Extracts from a graphics dataset -
++++++++++
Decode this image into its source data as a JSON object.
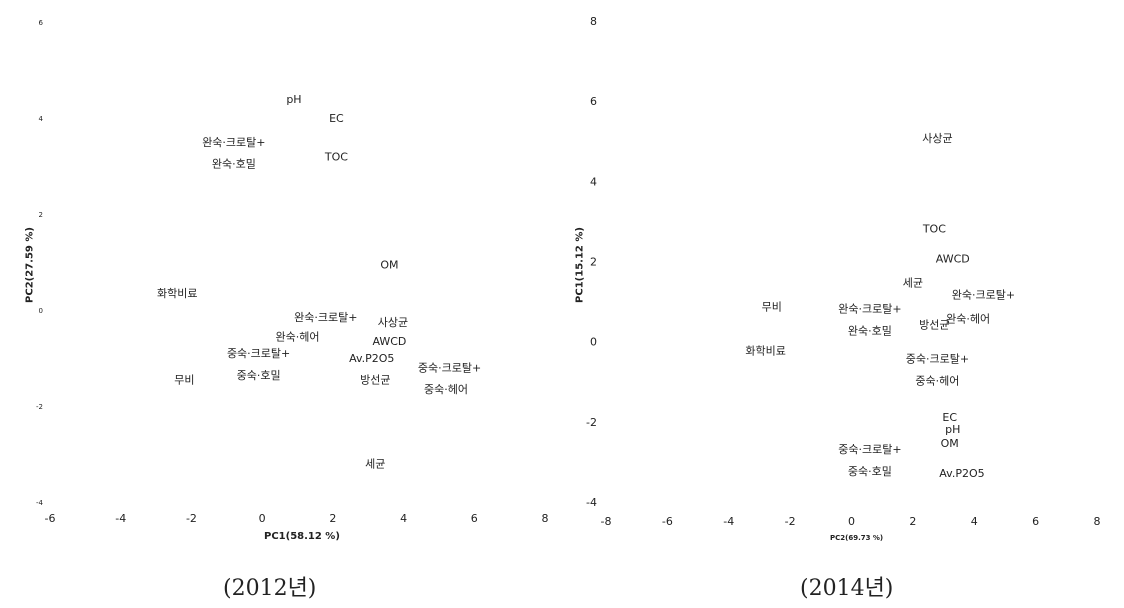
{
  "charts": [
    {
      "caption": "(2012년)",
      "chart_data": {
        "type": "scatter",
        "title": "",
        "xlabel": "PC1(58.12 %)",
        "ylabel": "PC2(27.59 %)",
        "xlim": [
          -6,
          8
        ],
        "ylim": [
          -4,
          6
        ],
        "xticks": [
          "-6",
          "-4",
          "-2",
          "0",
          "2",
          "4",
          "6",
          "8"
        ],
        "yticks": [
          "6",
          "4",
          "2",
          "0",
          "-2",
          "-4"
        ],
        "points": [
          {
            "label": "pH",
            "x": 0.9,
            "y": 4.4
          },
          {
            "label": "EC",
            "x": 2.1,
            "y": 4.0
          },
          {
            "label": "완숙·크로탈+",
            "x": -0.8,
            "y": 3.5
          },
          {
            "label": "TOC",
            "x": 2.1,
            "y": 3.2
          },
          {
            "label": "완숙·호밀",
            "x": -0.8,
            "y": 3.05
          },
          {
            "label": "OM",
            "x": 3.6,
            "y": 0.95
          },
          {
            "label": "화학비료",
            "x": -2.4,
            "y": 0.35
          },
          {
            "label": "완숙·크로탈+",
            "x": 1.8,
            "y": -0.15
          },
          {
            "label": "사상균",
            "x": 3.7,
            "y": -0.25
          },
          {
            "label": "완숙·헤어",
            "x": 1.0,
            "y": -0.55
          },
          {
            "label": "AWCD",
            "x": 3.6,
            "y": -0.65
          },
          {
            "label": "중숙·크로탈+",
            "x": -0.1,
            "y": -0.9
          },
          {
            "label": "Av.P2O5",
            "x": 3.1,
            "y": -1.0
          },
          {
            "label": "중숙·크로탈+",
            "x": 5.3,
            "y": -1.2
          },
          {
            "label": "중숙·호밀",
            "x": -0.1,
            "y": -1.35
          },
          {
            "label": "무비",
            "x": -2.2,
            "y": -1.45
          },
          {
            "label": "방선균",
            "x": 3.2,
            "y": -1.45
          },
          {
            "label": "중숙·헤어",
            "x": 5.2,
            "y": -1.65
          },
          {
            "label": "세균",
            "x": 3.2,
            "y": -3.2
          }
        ]
      }
    },
    {
      "caption": "(2014년)",
      "chart_data": {
        "type": "scatter",
        "title": "",
        "xlabel": "PC2(69.73 %)",
        "ylabel": "PC1(15.12 %)",
        "xlim": [
          -8,
          8
        ],
        "ylim": [
          -4,
          8
        ],
        "xticks": [
          "-8",
          "-6",
          "-4",
          "-2",
          "0",
          "2",
          "4",
          "6",
          "8"
        ],
        "yticks": [
          "8",
          "6",
          "4",
          "2",
          "0",
          "-2",
          "-4"
        ],
        "points": [
          {
            "label": "사상균",
            "x": 2.8,
            "y": 5.1
          },
          {
            "label": "TOC",
            "x": 2.7,
            "y": 2.85
          },
          {
            "label": "AWCD",
            "x": 3.3,
            "y": 2.1
          },
          {
            "label": "세균",
            "x": 2.0,
            "y": 1.5
          },
          {
            "label": "완숙·크로탈+",
            "x": 4.3,
            "y": 1.2
          },
          {
            "label": "무비",
            "x": -2.6,
            "y": 0.9
          },
          {
            "label": "완숙·크로탈+",
            "x": 0.6,
            "y": 0.85
          },
          {
            "label": "방선균",
            "x": 2.7,
            "y": 0.45
          },
          {
            "label": "완숙·헤어",
            "x": 3.8,
            "y": 0.6
          },
          {
            "label": "완숙·호밀",
            "x": 0.6,
            "y": 0.3
          },
          {
            "label": "화학비료",
            "x": -2.8,
            "y": -0.2
          },
          {
            "label": "중숙·크로탈+",
            "x": 2.8,
            "y": -0.4
          },
          {
            "label": "중숙·헤어",
            "x": 2.8,
            "y": -0.95
          },
          {
            "label": "EC",
            "x": 3.2,
            "y": -1.85
          },
          {
            "label": "pH",
            "x": 3.3,
            "y": -2.15
          },
          {
            "label": "OM",
            "x": 3.2,
            "y": -2.5
          },
          {
            "label": "중숙·크로탈+",
            "x": 0.6,
            "y": -2.65
          },
          {
            "label": "중숙·호밀",
            "x": 0.6,
            "y": -3.2
          },
          {
            "label": "Av.P2O5",
            "x": 3.6,
            "y": -3.25
          }
        ]
      }
    }
  ]
}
++++++++++
In your copy, repeat each record exactly and include no pictures.

EXPECTED ANSWER -
Decode this image into its source data as a JSON object.
{
  "charts": [
    {
      "caption": "(2012년)",
      "chart_data": {
        "type": "scatter",
        "title": "",
        "xlabel": "PC1(58.12 %)",
        "ylabel": "PC2(27.59 %)",
        "xlim": [
          -6,
          8
        ],
        "ylim": [
          -4,
          6
        ],
        "xticks": [
          "-6",
          "-4",
          "-2",
          "0",
          "2",
          "4",
          "6",
          "8"
        ],
        "yticks": [
          "6",
          "4",
          "2",
          "0",
          "-2",
          "-4"
        ],
        "points": [
          {
            "label": "pH",
            "x": 0.9,
            "y": 4.4
          },
          {
            "label": "EC",
            "x": 2.1,
            "y": 4.0
          },
          {
            "label": "완숙·크로탈+",
            "x": -0.8,
            "y": 3.5
          },
          {
            "label": "TOC",
            "x": 2.1,
            "y": 3.2
          },
          {
            "label": "완숙·호밀",
            "x": -0.8,
            "y": 3.05
          },
          {
            "label": "OM",
            "x": 3.6,
            "y": 0.95
          },
          {
            "label": "화학비료",
            "x": -2.4,
            "y": 0.35
          },
          {
            "label": "완숙·크로탈+",
            "x": 1.8,
            "y": -0.15
          },
          {
            "label": "사상균",
            "x": 3.7,
            "y": -0.25
          },
          {
            "label": "완숙·헤어",
            "x": 1.0,
            "y": -0.55
          },
          {
            "label": "AWCD",
            "x": 3.6,
            "y": -0.65
          },
          {
            "label": "중숙·크로탈+",
            "x": -0.1,
            "y": -0.9
          },
          {
            "label": "Av.P2O5",
            "x": 3.1,
            "y": -1.0
          },
          {
            "label": "중숙·크로탈+",
            "x": 5.3,
            "y": -1.2
          },
          {
            "label": "중숙·호밀",
            "x": -0.1,
            "y": -1.35
          },
          {
            "label": "무비",
            "x": -2.2,
            "y": -1.45
          },
          {
            "label": "방선균",
            "x": 3.2,
            "y": -1.45
          },
          {
            "label": "중숙·헤어",
            "x": 5.2,
            "y": -1.65
          },
          {
            "label": "세균",
            "x": 3.2,
            "y": -3.2
          }
        ]
      }
    },
    {
      "caption": "(2014년)",
      "chart_data": {
        "type": "scatter",
        "title": "",
        "xlabel": "PC2(69.73 %)",
        "ylabel": "PC1(15.12 %)",
        "xlim": [
          -8,
          8
        ],
        "ylim": [
          -4,
          8
        ],
        "xticks": [
          "-8",
          "-6",
          "-4",
          "-2",
          "0",
          "2",
          "4",
          "6",
          "8"
        ],
        "yticks": [
          "8",
          "6",
          "4",
          "2",
          "0",
          "-2",
          "-4"
        ],
        "points": [
          {
            "label": "사상균",
            "x": 2.8,
            "y": 5.1
          },
          {
            "label": "TOC",
            "x": 2.7,
            "y": 2.85
          },
          {
            "label": "AWCD",
            "x": 3.3,
            "y": 2.1
          },
          {
            "label": "세균",
            "x": 2.0,
            "y": 1.5
          },
          {
            "label": "완숙·크로탈+",
            "x": 4.3,
            "y": 1.2
          },
          {
            "label": "무비",
            "x": -2.6,
            "y": 0.9
          },
          {
            "label": "완숙·크로탈+",
            "x": 0.6,
            "y": 0.85
          },
          {
            "label": "방선균",
            "x": 2.7,
            "y": 0.45
          },
          {
            "label": "완숙·헤어",
            "x": 3.8,
            "y": 0.6
          },
          {
            "label": "완숙·호밀",
            "x": 0.6,
            "y": 0.3
          },
          {
            "label": "화학비료",
            "x": -2.8,
            "y": -0.2
          },
          {
            "label": "중숙·크로탈+",
            "x": 2.8,
            "y": -0.4
          },
          {
            "label": "중숙·헤어",
            "x": 2.8,
            "y": -0.95
          },
          {
            "label": "EC",
            "x": 3.2,
            "y": -1.85
          },
          {
            "label": "pH",
            "x": 3.3,
            "y": -2.15
          },
          {
            "label": "OM",
            "x": 3.2,
            "y": -2.5
          },
          {
            "label": "중숙·크로탈+",
            "x": 0.6,
            "y": -2.65
          },
          {
            "label": "중숙·호밀",
            "x": 0.6,
            "y": -3.2
          },
          {
            "label": "Av.P2O5",
            "x": 3.6,
            "y": -3.25
          }
        ]
      }
    }
  ]
}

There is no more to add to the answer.